### Task prompt
Find how many lines of the listing include the string "search", and report only that figure.

(Collected data entries)
•••

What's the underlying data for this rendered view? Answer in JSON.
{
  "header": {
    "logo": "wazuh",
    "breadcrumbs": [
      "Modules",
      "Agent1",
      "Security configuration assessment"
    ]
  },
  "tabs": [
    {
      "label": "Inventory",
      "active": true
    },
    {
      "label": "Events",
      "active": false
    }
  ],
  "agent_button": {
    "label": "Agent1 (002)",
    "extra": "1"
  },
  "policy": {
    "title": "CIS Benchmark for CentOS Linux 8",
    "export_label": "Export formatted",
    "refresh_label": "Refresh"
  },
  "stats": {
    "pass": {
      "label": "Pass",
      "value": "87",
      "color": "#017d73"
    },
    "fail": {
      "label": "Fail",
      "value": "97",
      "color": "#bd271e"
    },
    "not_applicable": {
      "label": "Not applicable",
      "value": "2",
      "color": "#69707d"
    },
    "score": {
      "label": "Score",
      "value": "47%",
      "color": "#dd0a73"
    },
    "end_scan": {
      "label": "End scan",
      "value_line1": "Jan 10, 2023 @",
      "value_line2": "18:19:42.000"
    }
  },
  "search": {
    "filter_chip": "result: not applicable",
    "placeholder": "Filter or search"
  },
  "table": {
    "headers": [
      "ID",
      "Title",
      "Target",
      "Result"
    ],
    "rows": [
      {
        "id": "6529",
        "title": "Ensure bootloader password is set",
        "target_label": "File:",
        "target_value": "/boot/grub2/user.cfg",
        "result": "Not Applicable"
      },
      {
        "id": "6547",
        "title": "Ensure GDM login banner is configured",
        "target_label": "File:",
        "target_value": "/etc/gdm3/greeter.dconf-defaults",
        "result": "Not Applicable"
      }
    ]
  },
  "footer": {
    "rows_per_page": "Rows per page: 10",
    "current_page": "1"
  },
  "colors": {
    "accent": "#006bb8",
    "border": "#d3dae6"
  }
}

•••

### Output
2